Set task:
Print the listing in its entirety and exactly, leaving out images.

Data supplied:
━━━━━━━━━━━━━━━━━━━━━━━━━━━━━━

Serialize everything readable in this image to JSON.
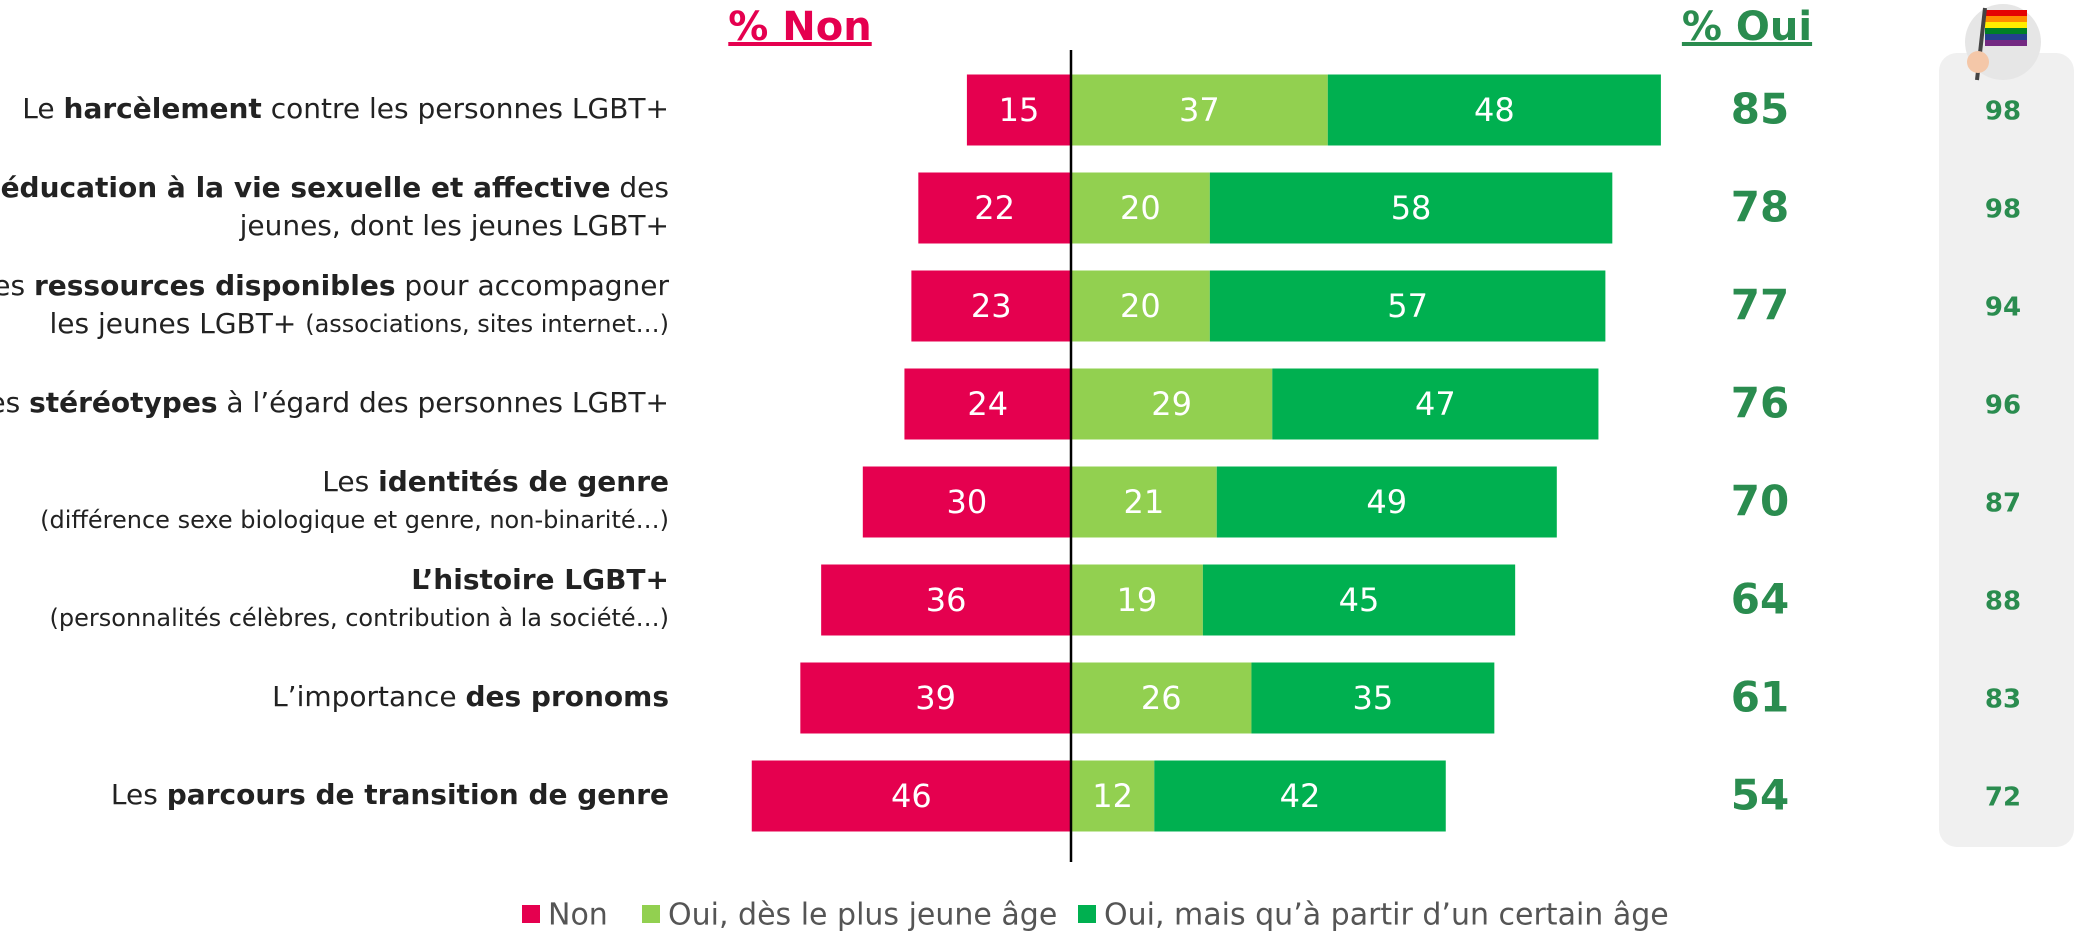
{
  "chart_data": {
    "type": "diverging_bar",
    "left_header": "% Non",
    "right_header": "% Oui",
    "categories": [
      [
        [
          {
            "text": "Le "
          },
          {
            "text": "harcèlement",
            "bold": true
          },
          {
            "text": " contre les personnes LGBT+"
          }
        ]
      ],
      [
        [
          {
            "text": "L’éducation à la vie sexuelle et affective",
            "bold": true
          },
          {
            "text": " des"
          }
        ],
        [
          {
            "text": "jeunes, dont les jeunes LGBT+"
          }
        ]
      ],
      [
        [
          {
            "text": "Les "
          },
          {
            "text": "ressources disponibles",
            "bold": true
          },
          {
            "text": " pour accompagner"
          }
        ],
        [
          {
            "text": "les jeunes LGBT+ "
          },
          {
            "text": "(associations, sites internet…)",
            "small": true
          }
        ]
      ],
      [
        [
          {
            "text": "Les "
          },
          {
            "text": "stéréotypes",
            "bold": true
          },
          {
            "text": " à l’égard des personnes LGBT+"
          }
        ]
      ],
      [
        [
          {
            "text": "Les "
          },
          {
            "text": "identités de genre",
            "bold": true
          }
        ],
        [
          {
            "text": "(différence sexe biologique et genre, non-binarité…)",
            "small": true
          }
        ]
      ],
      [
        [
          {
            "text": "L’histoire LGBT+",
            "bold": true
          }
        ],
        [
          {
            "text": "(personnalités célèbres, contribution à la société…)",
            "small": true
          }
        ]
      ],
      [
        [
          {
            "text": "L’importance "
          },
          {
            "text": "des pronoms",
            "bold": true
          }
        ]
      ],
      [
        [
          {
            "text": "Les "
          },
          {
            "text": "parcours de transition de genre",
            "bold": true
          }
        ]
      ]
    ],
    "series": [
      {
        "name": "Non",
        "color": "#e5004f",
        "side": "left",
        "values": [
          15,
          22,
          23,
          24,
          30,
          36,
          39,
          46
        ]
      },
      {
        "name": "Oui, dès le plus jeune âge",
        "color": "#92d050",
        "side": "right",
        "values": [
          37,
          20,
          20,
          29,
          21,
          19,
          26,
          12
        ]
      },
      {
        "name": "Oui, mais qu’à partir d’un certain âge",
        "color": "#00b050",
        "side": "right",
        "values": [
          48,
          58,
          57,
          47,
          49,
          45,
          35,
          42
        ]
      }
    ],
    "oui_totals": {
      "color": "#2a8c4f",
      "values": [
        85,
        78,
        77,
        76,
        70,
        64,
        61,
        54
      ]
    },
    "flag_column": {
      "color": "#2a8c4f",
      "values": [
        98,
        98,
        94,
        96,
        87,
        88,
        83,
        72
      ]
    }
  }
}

━━━━━━━━━━━━━━━━━━━━━━━━━━━━━━

Finished answer:
Serialize everything readable in this image to JSON.
{
  "chart_data": {
    "type": "diverging_bar",
    "left_header": "% Non",
    "right_header": "% Oui",
    "categories": [
      [
        [
          {
            "text": "Le "
          },
          {
            "text": "harcèlement",
            "bold": true
          },
          {
            "text": " contre les personnes LGBT+"
          }
        ]
      ],
      [
        [
          {
            "text": "L’éducation à la vie sexuelle et affective",
            "bold": true
          },
          {
            "text": " des"
          }
        ],
        [
          {
            "text": "jeunes, dont les jeunes LGBT+"
          }
        ]
      ],
      [
        [
          {
            "text": "Les "
          },
          {
            "text": "ressources disponibles",
            "bold": true
          },
          {
            "text": " pour accompagner"
          }
        ],
        [
          {
            "text": "les jeunes LGBT+ "
          },
          {
            "text": "(associations, sites internet…)",
            "small": true
          }
        ]
      ],
      [
        [
          {
            "text": "Les "
          },
          {
            "text": "stéréotypes",
            "bold": true
          },
          {
            "text": " à l’égard des personnes LGBT+"
          }
        ]
      ],
      [
        [
          {
            "text": "Les "
          },
          {
            "text": "identités de genre",
            "bold": true
          }
        ],
        [
          {
            "text": "(différence sexe biologique et genre, non-binarité…)",
            "small": true
          }
        ]
      ],
      [
        [
          {
            "text": "L’histoire LGBT+",
            "bold": true
          }
        ],
        [
          {
            "text": "(personnalités célèbres, contribution à la société…)",
            "small": true
          }
        ]
      ],
      [
        [
          {
            "text": "L’importance "
          },
          {
            "text": "des pronoms",
            "bold": true
          }
        ]
      ],
      [
        [
          {
            "text": "Les "
          },
          {
            "text": "parcours de transition de genre",
            "bold": true
          }
        ]
      ]
    ],
    "series": [
      {
        "name": "Non",
        "color": "#e5004f",
        "side": "left",
        "values": [
          15,
          22,
          23,
          24,
          30,
          36,
          39,
          46
        ]
      },
      {
        "name": "Oui, dès le plus jeune âge",
        "color": "#92d050",
        "side": "right",
        "values": [
          37,
          20,
          20,
          29,
          21,
          19,
          26,
          12
        ]
      },
      {
        "name": "Oui, mais qu’à partir d’un certain âge",
        "color": "#00b050",
        "side": "right",
        "values": [
          48,
          58,
          57,
          47,
          49,
          45,
          35,
          42
        ]
      }
    ],
    "oui_totals": {
      "color": "#2a8c4f",
      "values": [
        85,
        78,
        77,
        76,
        70,
        64,
        61,
        54
      ]
    },
    "flag_column": {
      "color": "#2a8c4f",
      "values": [
        98,
        98,
        94,
        96,
        87,
        88,
        83,
        72
      ]
    }
  }
}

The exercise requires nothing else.